■ **The input**
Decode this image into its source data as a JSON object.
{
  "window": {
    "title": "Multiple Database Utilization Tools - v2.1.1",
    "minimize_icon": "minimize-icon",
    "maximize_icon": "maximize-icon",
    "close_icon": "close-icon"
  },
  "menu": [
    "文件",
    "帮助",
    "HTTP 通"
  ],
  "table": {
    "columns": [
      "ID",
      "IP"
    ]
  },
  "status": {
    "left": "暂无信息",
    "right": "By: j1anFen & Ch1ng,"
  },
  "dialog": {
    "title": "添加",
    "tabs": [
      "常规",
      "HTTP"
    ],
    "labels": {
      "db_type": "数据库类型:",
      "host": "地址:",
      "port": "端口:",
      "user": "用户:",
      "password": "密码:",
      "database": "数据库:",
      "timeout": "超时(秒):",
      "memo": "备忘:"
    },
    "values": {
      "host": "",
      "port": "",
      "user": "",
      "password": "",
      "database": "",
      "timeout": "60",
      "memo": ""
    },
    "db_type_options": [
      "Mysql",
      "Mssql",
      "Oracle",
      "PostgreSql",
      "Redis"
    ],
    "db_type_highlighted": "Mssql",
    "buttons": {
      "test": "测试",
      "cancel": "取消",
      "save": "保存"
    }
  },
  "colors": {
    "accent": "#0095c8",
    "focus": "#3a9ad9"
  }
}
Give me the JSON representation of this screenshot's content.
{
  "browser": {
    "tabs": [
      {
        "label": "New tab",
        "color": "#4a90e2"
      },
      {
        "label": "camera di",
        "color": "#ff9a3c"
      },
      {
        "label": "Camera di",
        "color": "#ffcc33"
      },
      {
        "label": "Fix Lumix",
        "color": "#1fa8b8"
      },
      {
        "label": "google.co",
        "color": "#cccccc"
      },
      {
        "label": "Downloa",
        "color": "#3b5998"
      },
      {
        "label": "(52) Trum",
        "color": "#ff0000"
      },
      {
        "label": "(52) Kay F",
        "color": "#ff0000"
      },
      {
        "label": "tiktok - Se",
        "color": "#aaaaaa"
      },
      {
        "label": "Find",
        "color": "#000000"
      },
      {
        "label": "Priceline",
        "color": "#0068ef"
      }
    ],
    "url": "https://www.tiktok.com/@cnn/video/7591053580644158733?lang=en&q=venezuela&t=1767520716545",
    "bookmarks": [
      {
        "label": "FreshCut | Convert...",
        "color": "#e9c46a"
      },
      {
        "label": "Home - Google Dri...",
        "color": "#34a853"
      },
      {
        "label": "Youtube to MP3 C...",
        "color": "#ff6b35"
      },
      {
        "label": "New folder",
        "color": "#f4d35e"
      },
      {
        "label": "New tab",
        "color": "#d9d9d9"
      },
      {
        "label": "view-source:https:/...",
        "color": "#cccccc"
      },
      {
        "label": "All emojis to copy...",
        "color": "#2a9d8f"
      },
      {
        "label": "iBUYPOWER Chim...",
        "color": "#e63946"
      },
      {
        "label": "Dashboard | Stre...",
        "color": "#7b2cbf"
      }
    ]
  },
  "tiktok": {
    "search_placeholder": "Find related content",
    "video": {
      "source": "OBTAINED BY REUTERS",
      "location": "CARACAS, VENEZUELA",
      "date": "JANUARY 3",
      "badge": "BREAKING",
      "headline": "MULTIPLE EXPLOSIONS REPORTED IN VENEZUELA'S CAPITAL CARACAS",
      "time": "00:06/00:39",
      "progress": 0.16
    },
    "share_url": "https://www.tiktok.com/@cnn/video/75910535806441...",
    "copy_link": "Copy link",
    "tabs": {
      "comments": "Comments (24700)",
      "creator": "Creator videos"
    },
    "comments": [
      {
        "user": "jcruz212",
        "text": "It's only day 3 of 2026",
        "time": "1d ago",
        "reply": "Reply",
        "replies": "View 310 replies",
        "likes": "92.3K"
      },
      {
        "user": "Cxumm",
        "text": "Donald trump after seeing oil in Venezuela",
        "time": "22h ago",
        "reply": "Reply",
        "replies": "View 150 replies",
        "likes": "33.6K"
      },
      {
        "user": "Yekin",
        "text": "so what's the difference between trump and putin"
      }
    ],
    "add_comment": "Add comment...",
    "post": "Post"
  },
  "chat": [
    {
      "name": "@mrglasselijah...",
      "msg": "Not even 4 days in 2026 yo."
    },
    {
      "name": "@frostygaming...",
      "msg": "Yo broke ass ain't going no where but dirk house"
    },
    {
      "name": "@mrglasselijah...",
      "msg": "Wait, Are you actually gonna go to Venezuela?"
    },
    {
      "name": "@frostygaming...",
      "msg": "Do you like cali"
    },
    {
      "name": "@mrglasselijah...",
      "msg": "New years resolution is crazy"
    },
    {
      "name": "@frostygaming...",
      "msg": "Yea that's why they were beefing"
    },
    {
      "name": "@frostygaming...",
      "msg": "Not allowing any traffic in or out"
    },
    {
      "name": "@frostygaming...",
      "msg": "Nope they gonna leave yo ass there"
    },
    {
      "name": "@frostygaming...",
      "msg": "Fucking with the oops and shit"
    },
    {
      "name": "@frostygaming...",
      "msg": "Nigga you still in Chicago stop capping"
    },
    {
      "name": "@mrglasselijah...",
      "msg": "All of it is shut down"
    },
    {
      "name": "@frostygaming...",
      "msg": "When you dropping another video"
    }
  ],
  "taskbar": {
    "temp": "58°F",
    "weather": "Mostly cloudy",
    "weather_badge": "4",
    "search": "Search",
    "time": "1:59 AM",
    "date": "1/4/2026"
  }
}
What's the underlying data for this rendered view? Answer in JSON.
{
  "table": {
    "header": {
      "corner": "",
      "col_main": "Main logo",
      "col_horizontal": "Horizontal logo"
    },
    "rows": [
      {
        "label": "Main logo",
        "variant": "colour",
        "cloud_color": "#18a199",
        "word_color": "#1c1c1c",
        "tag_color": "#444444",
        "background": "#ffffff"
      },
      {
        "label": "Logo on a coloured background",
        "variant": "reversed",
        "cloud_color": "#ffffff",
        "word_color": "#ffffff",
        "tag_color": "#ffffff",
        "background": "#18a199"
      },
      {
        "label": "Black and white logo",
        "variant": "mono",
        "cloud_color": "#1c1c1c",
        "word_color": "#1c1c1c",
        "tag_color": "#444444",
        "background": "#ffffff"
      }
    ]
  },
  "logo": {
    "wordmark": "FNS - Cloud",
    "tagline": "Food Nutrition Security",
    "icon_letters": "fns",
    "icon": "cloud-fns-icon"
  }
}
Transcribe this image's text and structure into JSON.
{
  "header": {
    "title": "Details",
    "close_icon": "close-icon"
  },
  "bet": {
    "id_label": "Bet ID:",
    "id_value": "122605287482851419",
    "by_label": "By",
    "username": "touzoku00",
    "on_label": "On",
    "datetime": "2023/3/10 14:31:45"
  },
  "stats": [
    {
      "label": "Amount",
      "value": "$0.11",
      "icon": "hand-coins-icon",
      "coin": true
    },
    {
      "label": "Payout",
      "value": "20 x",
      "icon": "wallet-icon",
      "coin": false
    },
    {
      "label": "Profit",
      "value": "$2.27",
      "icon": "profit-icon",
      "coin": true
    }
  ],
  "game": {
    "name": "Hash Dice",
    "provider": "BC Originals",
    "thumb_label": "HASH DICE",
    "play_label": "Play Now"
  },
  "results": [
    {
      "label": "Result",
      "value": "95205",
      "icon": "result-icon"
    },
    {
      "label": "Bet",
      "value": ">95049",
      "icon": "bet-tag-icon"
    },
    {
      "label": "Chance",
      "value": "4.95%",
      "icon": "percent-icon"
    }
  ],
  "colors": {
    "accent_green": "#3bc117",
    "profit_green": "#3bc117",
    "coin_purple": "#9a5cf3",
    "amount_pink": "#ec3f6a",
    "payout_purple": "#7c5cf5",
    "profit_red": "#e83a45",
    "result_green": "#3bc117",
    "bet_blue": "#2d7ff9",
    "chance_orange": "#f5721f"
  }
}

■ **Exercise goal**
Take each line containing the string "replies" and copy it out.

■ **Solution for this problem**
        "replies": "View 310 replies",
        "replies": "View 150 replies",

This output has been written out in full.